Without the images, print all the entries below exactly as given.
※
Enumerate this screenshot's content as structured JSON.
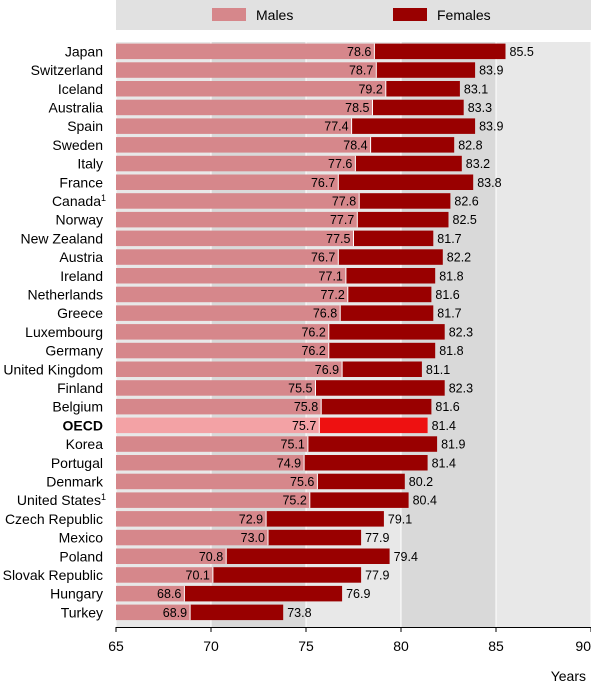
{
  "chart_data": {
    "type": "bar",
    "orientation": "horizontal",
    "xlabel": "Years",
    "xlim": [
      65,
      90
    ],
    "xticks": [
      65,
      70,
      75,
      80,
      85,
      90
    ],
    "grid": true,
    "legend_position": "top",
    "highlight_category": "OECD",
    "series": [
      {
        "name": "Males",
        "color": "#d6878b",
        "highlight_color": "#f3a2a5"
      },
      {
        "name": "Females",
        "color": "#990000",
        "highlight_color": "#ee1111"
      }
    ],
    "categories": [
      {
        "name": "Japan",
        "sup": "",
        "males": 78.6,
        "females": 85.5
      },
      {
        "name": "Switzerland",
        "sup": "",
        "males": 78.7,
        "females": 83.9
      },
      {
        "name": "Iceland",
        "sup": "",
        "males": 79.2,
        "females": 83.1
      },
      {
        "name": "Australia",
        "sup": "",
        "males": 78.5,
        "females": 83.3
      },
      {
        "name": "Spain",
        "sup": "",
        "males": 77.4,
        "females": 83.9
      },
      {
        "name": "Sweden",
        "sup": "",
        "males": 78.4,
        "females": 82.8
      },
      {
        "name": "Italy",
        "sup": "",
        "males": 77.6,
        "females": 83.2
      },
      {
        "name": "France",
        "sup": "",
        "males": 76.7,
        "females": 83.8
      },
      {
        "name": "Canada",
        "sup": "1",
        "males": 77.8,
        "females": 82.6
      },
      {
        "name": "Norway",
        "sup": "",
        "males": 77.7,
        "females": 82.5
      },
      {
        "name": "New Zealand",
        "sup": "",
        "males": 77.5,
        "females": 81.7
      },
      {
        "name": "Austria",
        "sup": "",
        "males": 76.7,
        "females": 82.2
      },
      {
        "name": "Ireland",
        "sup": "",
        "males": 77.1,
        "females": 81.8
      },
      {
        "name": "Netherlands",
        "sup": "",
        "males": 77.2,
        "females": 81.6
      },
      {
        "name": "Greece",
        "sup": "",
        "males": 76.8,
        "females": 81.7
      },
      {
        "name": "Luxembourg",
        "sup": "",
        "males": 76.2,
        "females": 82.3
      },
      {
        "name": "Germany",
        "sup": "",
        "males": 76.2,
        "females": 81.8
      },
      {
        "name": "United Kingdom",
        "sup": "",
        "males": 76.9,
        "females": 81.1
      },
      {
        "name": "Finland",
        "sup": "",
        "males": 75.5,
        "females": 82.3
      },
      {
        "name": "Belgium",
        "sup": "",
        "males": 75.8,
        "females": 81.6
      },
      {
        "name": "OECD",
        "sup": "",
        "males": 75.7,
        "females": 81.4
      },
      {
        "name": "Korea",
        "sup": "",
        "males": 75.1,
        "females": 81.9
      },
      {
        "name": "Portugal",
        "sup": "",
        "males": 74.9,
        "females": 81.4
      },
      {
        "name": "Denmark",
        "sup": "",
        "males": 75.6,
        "females": 80.2
      },
      {
        "name": "United States",
        "sup": "1",
        "males": 75.2,
        "females": 80.4
      },
      {
        "name": "Czech Republic",
        "sup": "",
        "males": 72.9,
        "females": 79.1
      },
      {
        "name": "Mexico",
        "sup": "",
        "males": 73.0,
        "females": 77.9
      },
      {
        "name": "Poland",
        "sup": "",
        "males": 70.8,
        "females": 79.4
      },
      {
        "name": "Slovak Republic",
        "sup": "",
        "males": 70.1,
        "females": 77.9
      },
      {
        "name": "Hungary",
        "sup": "",
        "males": 68.6,
        "females": 76.9
      },
      {
        "name": "Turkey",
        "sup": "",
        "males": 68.9,
        "females": 73.8
      }
    ]
  }
}
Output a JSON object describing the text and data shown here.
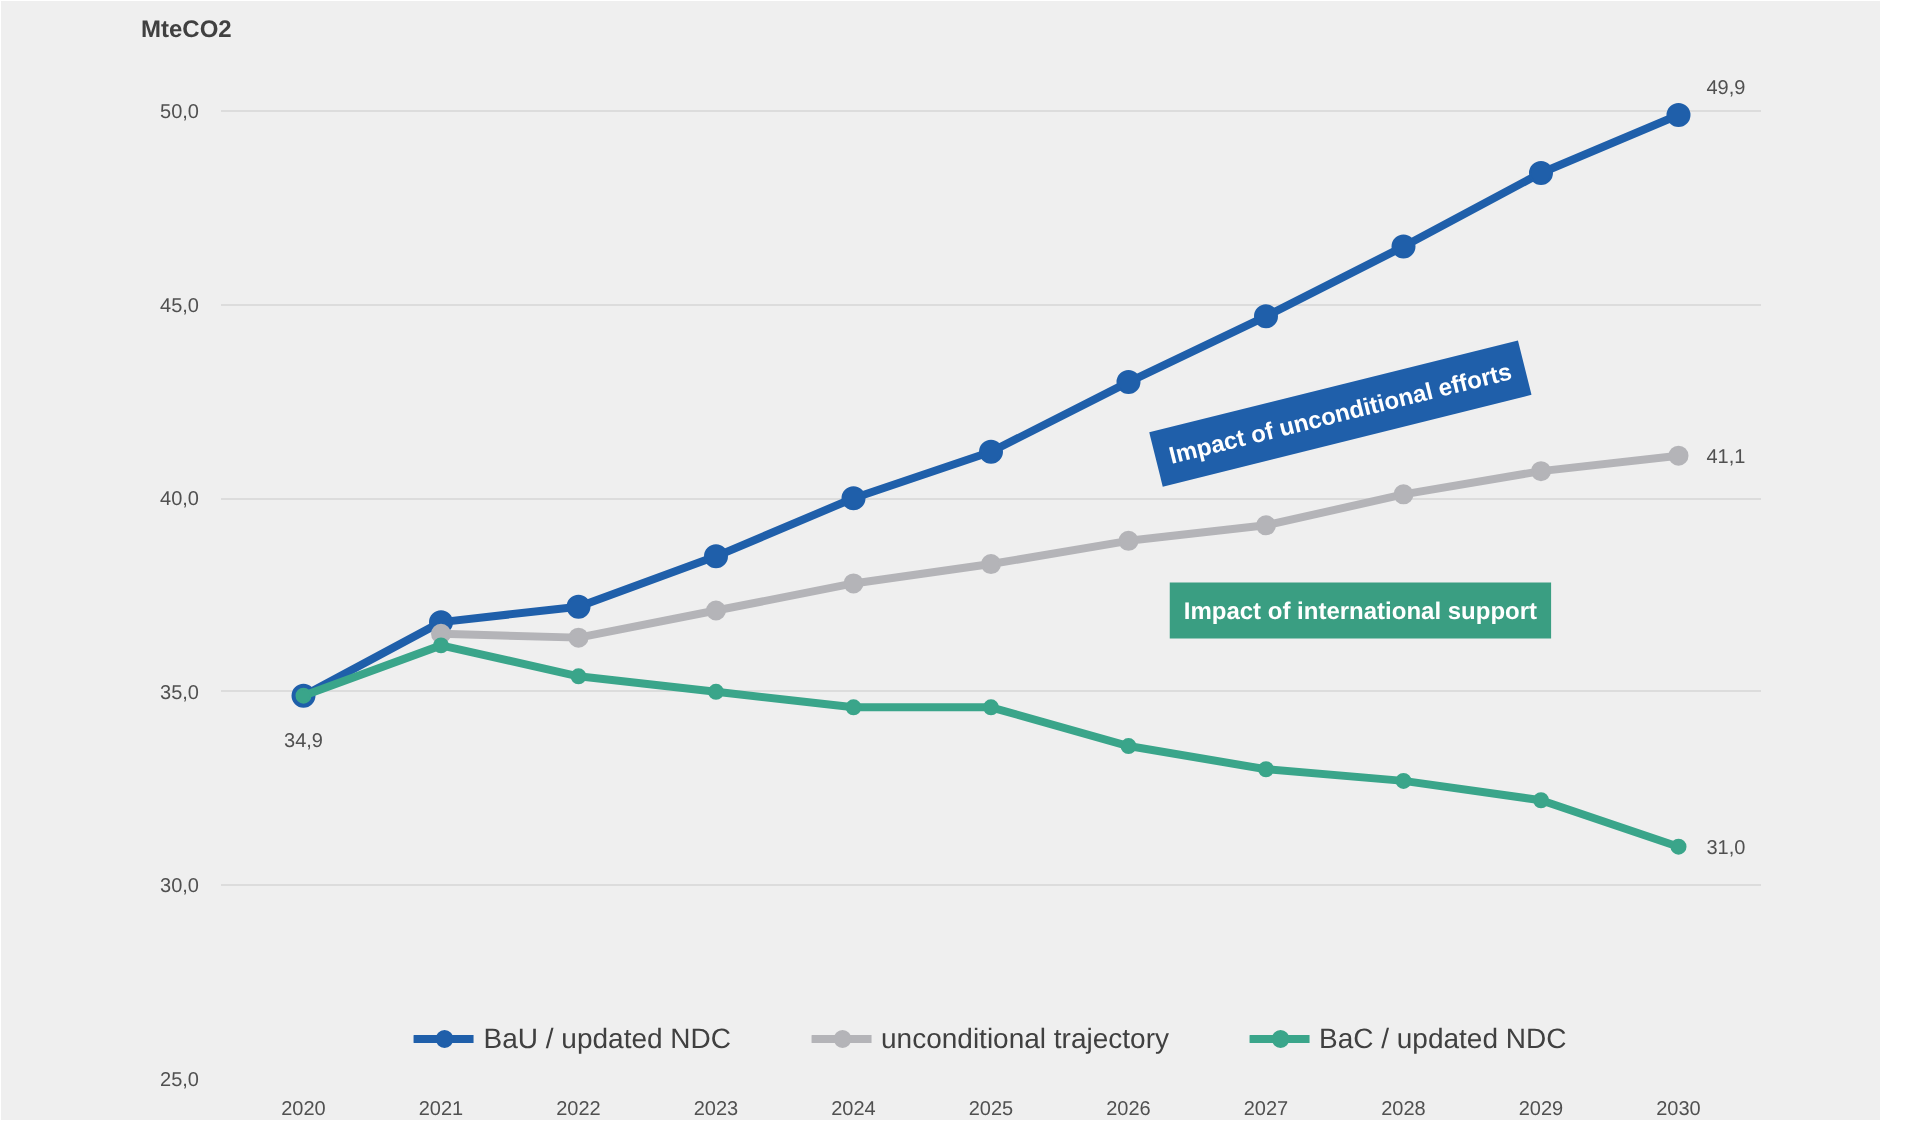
{
  "chart_data": {
    "type": "line",
    "ylabel": "MteCO2",
    "categories": [
      "2020",
      "2021",
      "2022",
      "2023",
      "2024",
      "2025",
      "2026",
      "2027",
      "2028",
      "2029",
      "2030"
    ],
    "series": [
      {
        "name": "BaU / updated NDC",
        "color": "#1f5faa",
        "values": [
          34.9,
          36.8,
          37.2,
          38.5,
          40.0,
          41.2,
          43.0,
          44.7,
          46.5,
          48.4,
          49.9
        ],
        "value_labels": [
          null,
          null,
          null,
          null,
          null,
          null,
          null,
          null,
          null,
          null,
          "49,9"
        ]
      },
      {
        "name": "unconditional trajectory",
        "color": "#b4b4b8",
        "values": [
          null,
          36.5,
          36.4,
          37.1,
          37.8,
          38.3,
          38.9,
          39.3,
          40.1,
          40.7,
          41.1
        ],
        "value_labels": [
          null,
          null,
          null,
          null,
          null,
          null,
          null,
          null,
          null,
          null,
          "41,1"
        ]
      },
      {
        "name": "BaC / updated NDC",
        "color": "#3aa58a",
        "values": [
          34.9,
          36.2,
          35.4,
          35.0,
          34.6,
          34.6,
          33.6,
          33.0,
          32.7,
          32.2,
          31.0
        ],
        "value_labels": [
          "34,9",
          null,
          null,
          null,
          null,
          null,
          null,
          null,
          null,
          null,
          "31,0"
        ]
      }
    ],
    "ylim": [
      25,
      51.5
    ],
    "yticks": [
      {
        "value": 25,
        "label": "25,0"
      },
      {
        "value": 30,
        "label": "30,0"
      },
      {
        "value": 35,
        "label": "35,0"
      },
      {
        "value": 40,
        "label": "40,0"
      },
      {
        "value": 45,
        "label": "45,0"
      },
      {
        "value": 50,
        "label": "50,0"
      }
    ],
    "annotations": [
      "Impact of unconditional efforts",
      "Impact of international support"
    ],
    "grid": "y",
    "legend": "bottom",
    "marker": "circle",
    "line_style": "solid"
  }
}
※
- [TASK ANSWER]
Enumerate this screenshot's content as structured JSON.
{
  "chart_data": {
    "type": "bar",
    "orientation": "horizontal",
    "xlabel": "Years",
    "xlim": [
      65,
      90
    ],
    "xticks": [
      65,
      70,
      75,
      80,
      85,
      90
    ],
    "grid": true,
    "legend_position": "top",
    "highlight_category": "OECD",
    "series": [
      {
        "name": "Males",
        "color": "#d6878b",
        "highlight_color": "#f3a2a5"
      },
      {
        "name": "Females",
        "color": "#990000",
        "highlight_color": "#ee1111"
      }
    ],
    "categories": [
      {
        "name": "Japan",
        "sup": "",
        "males": 78.6,
        "females": 85.5
      },
      {
        "name": "Switzerland",
        "sup": "",
        "males": 78.7,
        "females": 83.9
      },
      {
        "name": "Iceland",
        "sup": "",
        "males": 79.2,
        "females": 83.1
      },
      {
        "name": "Australia",
        "sup": "",
        "males": 78.5,
        "females": 83.3
      },
      {
        "name": "Spain",
        "sup": "",
        "males": 77.4,
        "females": 83.9
      },
      {
        "name": "Sweden",
        "sup": "",
        "males": 78.4,
        "females": 82.8
      },
      {
        "name": "Italy",
        "sup": "",
        "males": 77.6,
        "females": 83.2
      },
      {
        "name": "France",
        "sup": "",
        "males": 76.7,
        "females": 83.8
      },
      {
        "name": "Canada",
        "sup": "1",
        "males": 77.8,
        "females": 82.6
      },
      {
        "name": "Norway",
        "sup": "",
        "males": 77.7,
        "females": 82.5
      },
      {
        "name": "New Zealand",
        "sup": "",
        "males": 77.5,
        "females": 81.7
      },
      {
        "name": "Austria",
        "sup": "",
        "males": 76.7,
        "females": 82.2
      },
      {
        "name": "Ireland",
        "sup": "",
        "males": 77.1,
        "females": 81.8
      },
      {
        "name": "Netherlands",
        "sup": "",
        "males": 77.2,
        "females": 81.6
      },
      {
        "name": "Greece",
        "sup": "",
        "males": 76.8,
        "females": 81.7
      },
      {
        "name": "Luxembourg",
        "sup": "",
        "males": 76.2,
        "females": 82.3
      },
      {
        "name": "Germany",
        "sup": "",
        "males": 76.2,
        "females": 81.8
      },
      {
        "name": "United Kingdom",
        "sup": "",
        "males": 76.9,
        "females": 81.1
      },
      {
        "name": "Finland",
        "sup": "",
        "males": 75.5,
        "females": 82.3
      },
      {
        "name": "Belgium",
        "sup": "",
        "males": 75.8,
        "females": 81.6
      },
      {
        "name": "OECD",
        "sup": "",
        "males": 75.7,
        "females": 81.4
      },
      {
        "name": "Korea",
        "sup": "",
        "males": 75.1,
        "females": 81.9
      },
      {
        "name": "Portugal",
        "sup": "",
        "males": 74.9,
        "females": 81.4
      },
      {
        "name": "Denmark",
        "sup": "",
        "males": 75.6,
        "females": 80.2
      },
      {
        "name": "United States",
        "sup": "1",
        "males": 75.2,
        "females": 80.4
      },
      {
        "name": "Czech Republic",
        "sup": "",
        "males": 72.9,
        "females": 79.1
      },
      {
        "name": "Mexico",
        "sup": "",
        "males": 73.0,
        "females": 77.9
      },
      {
        "name": "Poland",
        "sup": "",
        "males": 70.8,
        "females": 79.4
      },
      {
        "name": "Slovak Republic",
        "sup": "",
        "males": 70.1,
        "females": 77.9
      },
      {
        "name": "Hungary",
        "sup": "",
        "males": 68.6,
        "females": 76.9
      },
      {
        "name": "Turkey",
        "sup": "",
        "males": 68.9,
        "females": 73.8
      }
    ]
  }
}
Output a JSON object describing the text and data shown here.
{
  "chart_data": {
    "type": "line",
    "ylabel": "MteCO2",
    "categories": [
      "2020",
      "2021",
      "2022",
      "2023",
      "2024",
      "2025",
      "2026",
      "2027",
      "2028",
      "2029",
      "2030"
    ],
    "series": [
      {
        "name": "BaU / updated NDC",
        "color": "#1f5faa",
        "values": [
          34.9,
          36.8,
          37.2,
          38.5,
          40.0,
          41.2,
          43.0,
          44.7,
          46.5,
          48.4,
          49.9
        ],
        "value_labels": [
          null,
          null,
          null,
          null,
          null,
          null,
          null,
          null,
          null,
          null,
          "49,9"
        ]
      },
      {
        "name": "unconditional trajectory",
        "color": "#b4b4b8",
        "values": [
          null,
          36.5,
          36.4,
          37.1,
          37.8,
          38.3,
          38.9,
          39.3,
          40.1,
          40.7,
          41.1
        ],
        "value_labels": [
          null,
          null,
          null,
          null,
          null,
          null,
          null,
          null,
          null,
          null,
          "41,1"
        ]
      },
      {
        "name": "BaC / updated NDC",
        "color": "#3aa58a",
        "values": [
          34.9,
          36.2,
          35.4,
          35.0,
          34.6,
          34.6,
          33.6,
          33.0,
          32.7,
          32.2,
          31.0
        ],
        "value_labels": [
          "34,9",
          null,
          null,
          null,
          null,
          null,
          null,
          null,
          null,
          null,
          "31,0"
        ]
      }
    ],
    "ylim": [
      25,
      51.5
    ],
    "yticks": [
      {
        "value": 25,
        "label": "25,0"
      },
      {
        "value": 30,
        "label": "30,0"
      },
      {
        "value": 35,
        "label": "35,0"
      },
      {
        "value": 40,
        "label": "40,0"
      },
      {
        "value": 45,
        "label": "45,0"
      },
      {
        "value": 50,
        "label": "50,0"
      }
    ],
    "annotations": [
      "Impact of unconditional efforts",
      "Impact of international support"
    ],
    "grid": "y",
    "legend": "bottom",
    "marker": "circle",
    "line_style": "solid"
  }
}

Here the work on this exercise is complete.